§ **Instruction**:
Every line of the material that follows must be printed again exactly.

>> Begin Data extract

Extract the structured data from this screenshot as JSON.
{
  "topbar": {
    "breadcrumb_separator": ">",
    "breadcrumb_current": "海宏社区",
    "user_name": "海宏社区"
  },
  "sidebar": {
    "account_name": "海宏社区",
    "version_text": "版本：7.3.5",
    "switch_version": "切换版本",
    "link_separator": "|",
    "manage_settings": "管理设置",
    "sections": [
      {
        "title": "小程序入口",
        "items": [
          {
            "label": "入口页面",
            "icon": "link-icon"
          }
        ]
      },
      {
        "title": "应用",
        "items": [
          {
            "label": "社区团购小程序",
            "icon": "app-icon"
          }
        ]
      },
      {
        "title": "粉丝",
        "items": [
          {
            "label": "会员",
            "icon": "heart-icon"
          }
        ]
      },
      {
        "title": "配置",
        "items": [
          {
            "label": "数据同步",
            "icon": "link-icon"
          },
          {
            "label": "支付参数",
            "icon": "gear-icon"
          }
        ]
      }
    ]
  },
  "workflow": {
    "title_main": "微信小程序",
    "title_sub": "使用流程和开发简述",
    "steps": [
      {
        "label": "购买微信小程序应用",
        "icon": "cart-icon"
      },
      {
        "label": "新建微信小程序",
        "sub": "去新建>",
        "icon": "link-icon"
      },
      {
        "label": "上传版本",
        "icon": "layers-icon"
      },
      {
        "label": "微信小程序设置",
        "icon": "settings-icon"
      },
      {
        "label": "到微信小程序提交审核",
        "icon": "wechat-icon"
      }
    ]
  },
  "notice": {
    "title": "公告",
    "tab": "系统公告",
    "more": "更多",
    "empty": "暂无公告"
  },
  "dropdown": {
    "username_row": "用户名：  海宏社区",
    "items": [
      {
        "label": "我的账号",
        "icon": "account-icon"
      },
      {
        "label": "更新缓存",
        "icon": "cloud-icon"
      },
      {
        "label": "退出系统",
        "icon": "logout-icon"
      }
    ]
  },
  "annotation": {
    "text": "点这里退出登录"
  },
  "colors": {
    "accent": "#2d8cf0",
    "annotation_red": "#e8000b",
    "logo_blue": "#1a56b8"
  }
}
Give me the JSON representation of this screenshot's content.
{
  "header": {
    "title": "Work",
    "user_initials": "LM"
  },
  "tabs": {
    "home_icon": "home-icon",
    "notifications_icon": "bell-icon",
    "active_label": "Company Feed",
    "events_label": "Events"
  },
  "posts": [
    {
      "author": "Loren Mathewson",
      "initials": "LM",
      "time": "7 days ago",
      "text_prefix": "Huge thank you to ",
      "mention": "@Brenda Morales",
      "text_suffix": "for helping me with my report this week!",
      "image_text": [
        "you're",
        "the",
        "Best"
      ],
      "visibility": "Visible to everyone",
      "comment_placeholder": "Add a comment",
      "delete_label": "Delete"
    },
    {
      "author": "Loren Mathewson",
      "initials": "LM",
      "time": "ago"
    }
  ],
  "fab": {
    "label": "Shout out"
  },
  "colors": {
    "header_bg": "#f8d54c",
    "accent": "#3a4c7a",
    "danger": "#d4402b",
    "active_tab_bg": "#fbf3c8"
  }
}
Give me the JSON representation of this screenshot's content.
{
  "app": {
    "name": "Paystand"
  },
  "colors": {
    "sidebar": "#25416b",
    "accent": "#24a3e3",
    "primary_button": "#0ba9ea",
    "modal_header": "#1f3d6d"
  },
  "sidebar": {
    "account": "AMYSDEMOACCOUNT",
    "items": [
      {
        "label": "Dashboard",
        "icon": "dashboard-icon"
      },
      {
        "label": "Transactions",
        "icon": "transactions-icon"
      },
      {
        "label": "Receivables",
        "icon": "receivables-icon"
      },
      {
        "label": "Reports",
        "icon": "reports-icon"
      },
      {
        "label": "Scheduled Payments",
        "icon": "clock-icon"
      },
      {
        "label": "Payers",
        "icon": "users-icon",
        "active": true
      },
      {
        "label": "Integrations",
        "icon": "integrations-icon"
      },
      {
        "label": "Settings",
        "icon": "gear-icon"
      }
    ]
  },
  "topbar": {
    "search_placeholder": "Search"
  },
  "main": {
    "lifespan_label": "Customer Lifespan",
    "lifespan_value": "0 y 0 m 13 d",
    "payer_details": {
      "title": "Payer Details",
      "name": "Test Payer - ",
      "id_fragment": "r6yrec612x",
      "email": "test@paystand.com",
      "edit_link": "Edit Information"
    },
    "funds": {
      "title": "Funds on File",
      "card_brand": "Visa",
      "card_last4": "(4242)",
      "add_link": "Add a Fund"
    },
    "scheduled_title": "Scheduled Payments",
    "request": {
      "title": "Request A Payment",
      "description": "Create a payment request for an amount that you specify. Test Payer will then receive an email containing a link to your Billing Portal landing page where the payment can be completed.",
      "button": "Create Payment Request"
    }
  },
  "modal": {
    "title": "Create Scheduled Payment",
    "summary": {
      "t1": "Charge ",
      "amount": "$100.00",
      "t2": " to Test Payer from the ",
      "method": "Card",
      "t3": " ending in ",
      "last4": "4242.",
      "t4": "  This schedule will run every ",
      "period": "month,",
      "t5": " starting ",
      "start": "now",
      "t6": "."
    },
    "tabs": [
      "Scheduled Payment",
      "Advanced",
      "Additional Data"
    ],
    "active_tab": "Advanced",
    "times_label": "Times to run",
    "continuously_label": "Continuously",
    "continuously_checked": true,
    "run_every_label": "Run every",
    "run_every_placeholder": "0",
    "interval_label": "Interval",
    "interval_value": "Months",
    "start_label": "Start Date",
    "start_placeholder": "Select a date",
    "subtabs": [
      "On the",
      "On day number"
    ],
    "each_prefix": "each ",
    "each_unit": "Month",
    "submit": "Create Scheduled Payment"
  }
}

>> End Data extract

§ **Answer to this exercise**:
Extract the structured data from this screenshot as JSON.
{
  "topbar": {
    "breadcrumb_separator": ">",
    "breadcrumb_current": "海宏社区",
    "user_name": "海宏社区"
  },
  "sidebar": {
    "account_name": "海宏社区",
    "version_text": "版本：7.3.5",
    "switch_version": "切换版本",
    "link_separator": "|",
    "manage_settings": "管理设置",
    "sections": [
      {
        "title": "小程序入口",
        "items": [
          {
            "label": "入口页面",
            "icon": "link-icon"
          }
        ]
      },
      {
        "title": "应用",
        "items": [
          {
            "label": "社区团购小程序",
            "icon": "app-icon"
          }
        ]
      },
      {
        "title": "粉丝",
        "items": [
          {
            "label": "会员",
            "icon": "heart-icon"
          }
        ]
      },
      {
        "title": "配置",
        "items": [
          {
            "label": "数据同步",
            "icon": "link-icon"
          },
          {
            "label": "支付参数",
            "icon": "gear-icon"
          }
        ]
      }
    ]
  },
  "workflow": {
    "title_main": "微信小程序",
    "title_sub": "使用流程和开发简述",
    "steps": [
      {
        "label": "购买微信小程序应用",
        "icon": "cart-icon"
      },
      {
        "label": "新建微信小程序",
        "sub": "去新建>",
        "icon": "link-icon"
      },
      {
        "label": "上传版本",
        "icon": "layers-icon"
      },
      {
        "label": "微信小程序设置",
        "icon": "settings-icon"
      },
      {
        "label": "到微信小程序提交审核",
        "icon": "wechat-icon"
      }
    ]
  },
  "notice": {
    "title": "公告",
    "tab": "系统公告",
    "more": "更多",
    "empty": "暂无公告"
  },
  "dropdown": {
    "username_row": "用户名：  海宏社区",
    "items": [
      {
        "label": "我的账号",
        "icon": "account-icon"
      },
      {
        "label": "更新缓存",
        "icon": "cloud-icon"
      },
      {
        "label": "退出系统",
        "icon": "logout-icon"
      }
    ]
  },
  "annotation": {
    "text": "点这里退出登录"
  },
  "colors": {
    "accent": "#2d8cf0",
    "annotation_red": "#e8000b",
    "logo_blue": "#1a56b8"
  }
}
Give me the JSON representation of this screenshot's content.
{
  "header": {
    "title": "Work",
    "user_initials": "LM"
  },
  "tabs": {
    "home_icon": "home-icon",
    "notifications_icon": "bell-icon",
    "active_label": "Company Feed",
    "events_label": "Events"
  },
  "posts": [
    {
      "author": "Loren Mathewson",
      "initials": "LM",
      "time": "7 days ago",
      "text_prefix": "Huge thank you to ",
      "mention": "@Brenda Morales",
      "text_suffix": "for helping me with my report this week!",
      "image_text": [
        "you're",
        "the",
        "Best"
      ],
      "visibility": "Visible to everyone",
      "comment_placeholder": "Add a comment",
      "delete_label": "Delete"
    },
    {
      "author": "Loren Mathewson",
      "initials": "LM",
      "time": "ago"
    }
  ],
  "fab": {
    "label": "Shout out"
  },
  "colors": {
    "header_bg": "#f8d54c",
    "accent": "#3a4c7a",
    "danger": "#d4402b",
    "active_tab_bg": "#fbf3c8"
  }
}
Give me the JSON representation of this screenshot's content.
{
  "app": {
    "name": "Paystand"
  },
  "colors": {
    "sidebar": "#25416b",
    "accent": "#24a3e3",
    "primary_button": "#0ba9ea",
    "modal_header": "#1f3d6d"
  },
  "sidebar": {
    "account": "AMYSDEMOACCOUNT",
    "items": [
      {
        "label": "Dashboard",
        "icon": "dashboard-icon"
      },
      {
        "label": "Transactions",
        "icon": "transactions-icon"
      },
      {
        "label": "Receivables",
        "icon": "receivables-icon"
      },
      {
        "label": "Reports",
        "icon": "reports-icon"
      },
      {
        "label": "Scheduled Payments",
        "icon": "clock-icon"
      },
      {
        "label": "Payers",
        "icon": "users-icon",
        "active": true
      },
      {
        "label": "Integrations",
        "icon": "integrations-icon"
      },
      {
        "label": "Settings",
        "icon": "gear-icon"
      }
    ]
  },
  "topbar": {
    "search_placeholder": "Search"
  },
  "main": {
    "lifespan_label": "Customer Lifespan",
    "lifespan_value": "0 y 0 m 13 d",
    "payer_details": {
      "title": "Payer Details",
      "name": "Test Payer - ",
      "id_fragment": "r6yrec612x",
      "email": "test@paystand.com",
      "edit_link": "Edit Information"
    },
    "funds": {
      "title": "Funds on File",
      "card_brand": "Visa",
      "card_last4": "(4242)",
      "add_link": "Add a Fund"
    },
    "scheduled_title": "Scheduled Payments",
    "request": {
      "title": "Request A Payment",
      "description": "Create a payment request for an amount that you specify. Test Payer will then receive an email containing a link to your Billing Portal landing page where the payment can be completed.",
      "button": "Create Payment Request"
    }
  },
  "modal": {
    "title": "Create Scheduled Payment",
    "summary": {
      "t1": "Charge ",
      "amount": "$100.00",
      "t2": " to Test Payer from the ",
      "method": "Card",
      "t3": " ending in ",
      "last4": "4242.",
      "t4": "  This schedule will run every ",
      "period": "month,",
      "t5": " starting ",
      "start": "now",
      "t6": "."
    },
    "tabs": [
      "Scheduled Payment",
      "Advanced",
      "Additional Data"
    ],
    "active_tab": "Advanced",
    "times_label": "Times to run",
    "continuously_label": "Continuously",
    "continuously_checked": true,
    "run_every_label": "Run every",
    "run_every_placeholder": "0",
    "interval_label": "Interval",
    "interval_value": "Months",
    "start_label": "Start Date",
    "start_placeholder": "Select a date",
    "subtabs": [
      "On the",
      "On day number"
    ],
    "each_prefix": "each ",
    "each_unit": "Month",
    "submit": "Create Scheduled Payment"
  }
}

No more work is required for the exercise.